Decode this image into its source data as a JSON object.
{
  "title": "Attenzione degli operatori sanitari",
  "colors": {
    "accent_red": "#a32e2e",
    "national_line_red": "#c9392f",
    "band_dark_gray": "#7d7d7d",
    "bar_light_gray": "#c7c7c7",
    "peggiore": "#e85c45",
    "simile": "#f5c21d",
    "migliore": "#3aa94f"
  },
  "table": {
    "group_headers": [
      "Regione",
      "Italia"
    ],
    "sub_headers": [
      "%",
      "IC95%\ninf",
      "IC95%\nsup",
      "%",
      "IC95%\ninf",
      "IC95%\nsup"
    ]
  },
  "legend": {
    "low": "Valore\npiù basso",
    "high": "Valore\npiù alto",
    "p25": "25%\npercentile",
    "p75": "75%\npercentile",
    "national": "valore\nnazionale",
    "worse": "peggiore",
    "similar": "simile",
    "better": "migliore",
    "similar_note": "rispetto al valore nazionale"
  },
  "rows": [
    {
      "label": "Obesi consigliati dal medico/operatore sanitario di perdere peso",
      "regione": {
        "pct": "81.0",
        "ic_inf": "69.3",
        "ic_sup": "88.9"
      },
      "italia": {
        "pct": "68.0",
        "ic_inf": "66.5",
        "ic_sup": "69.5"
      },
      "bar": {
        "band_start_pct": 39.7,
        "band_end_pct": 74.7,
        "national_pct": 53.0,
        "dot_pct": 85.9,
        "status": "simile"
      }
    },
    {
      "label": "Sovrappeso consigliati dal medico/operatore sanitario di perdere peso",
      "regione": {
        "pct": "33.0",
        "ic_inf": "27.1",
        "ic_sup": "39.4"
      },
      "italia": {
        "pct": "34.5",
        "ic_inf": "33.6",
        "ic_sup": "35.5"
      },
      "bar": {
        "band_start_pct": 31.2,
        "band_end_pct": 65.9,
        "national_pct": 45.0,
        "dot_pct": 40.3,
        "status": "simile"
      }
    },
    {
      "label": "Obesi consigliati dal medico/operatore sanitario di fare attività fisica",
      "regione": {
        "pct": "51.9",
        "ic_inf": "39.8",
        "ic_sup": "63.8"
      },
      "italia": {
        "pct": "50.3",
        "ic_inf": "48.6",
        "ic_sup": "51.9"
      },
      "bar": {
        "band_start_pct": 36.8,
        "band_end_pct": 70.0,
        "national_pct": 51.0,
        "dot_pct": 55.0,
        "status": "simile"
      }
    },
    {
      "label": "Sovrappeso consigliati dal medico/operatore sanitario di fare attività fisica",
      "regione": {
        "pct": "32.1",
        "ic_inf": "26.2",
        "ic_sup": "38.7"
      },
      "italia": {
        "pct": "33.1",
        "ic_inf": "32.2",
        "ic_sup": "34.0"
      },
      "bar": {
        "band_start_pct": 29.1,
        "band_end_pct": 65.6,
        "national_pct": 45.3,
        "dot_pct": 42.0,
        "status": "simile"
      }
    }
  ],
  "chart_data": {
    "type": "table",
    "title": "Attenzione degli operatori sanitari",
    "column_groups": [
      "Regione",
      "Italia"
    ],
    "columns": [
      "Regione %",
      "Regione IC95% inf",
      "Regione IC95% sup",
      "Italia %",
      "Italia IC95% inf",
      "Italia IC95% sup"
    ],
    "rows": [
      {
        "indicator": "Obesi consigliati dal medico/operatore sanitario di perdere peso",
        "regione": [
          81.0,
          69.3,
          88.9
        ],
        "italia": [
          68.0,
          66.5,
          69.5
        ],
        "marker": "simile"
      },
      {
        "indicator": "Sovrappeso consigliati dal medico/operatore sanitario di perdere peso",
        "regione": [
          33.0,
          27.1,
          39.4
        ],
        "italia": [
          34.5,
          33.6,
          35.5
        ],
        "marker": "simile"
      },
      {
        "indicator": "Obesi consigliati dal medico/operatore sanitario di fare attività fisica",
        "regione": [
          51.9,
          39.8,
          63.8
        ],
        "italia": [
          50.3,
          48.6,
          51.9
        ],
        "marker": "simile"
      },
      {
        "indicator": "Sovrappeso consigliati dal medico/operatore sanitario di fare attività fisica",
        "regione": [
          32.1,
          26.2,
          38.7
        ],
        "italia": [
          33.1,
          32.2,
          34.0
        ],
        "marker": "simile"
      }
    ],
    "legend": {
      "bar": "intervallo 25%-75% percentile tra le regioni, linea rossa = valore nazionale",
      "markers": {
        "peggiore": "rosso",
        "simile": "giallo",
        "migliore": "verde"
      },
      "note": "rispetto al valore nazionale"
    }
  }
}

= = = = = = =

STATED TASK: Copy each line above where the string "fare" occurs.

SOLUTION TO THIS TASK:
      "label": "Obesi consigliati dal medico/operatore sanitario di fare attività fisica",
      "label": "Sovrappeso consigliati dal medico/operatore sanitario di fare attività fisica",
        "indicator": "Obesi consigliati dal medico/operatore sanitario di fare attività fisica",
        "indicator": "Sovrappeso consigliati dal medico/operatore sanitario di fare attività fisica",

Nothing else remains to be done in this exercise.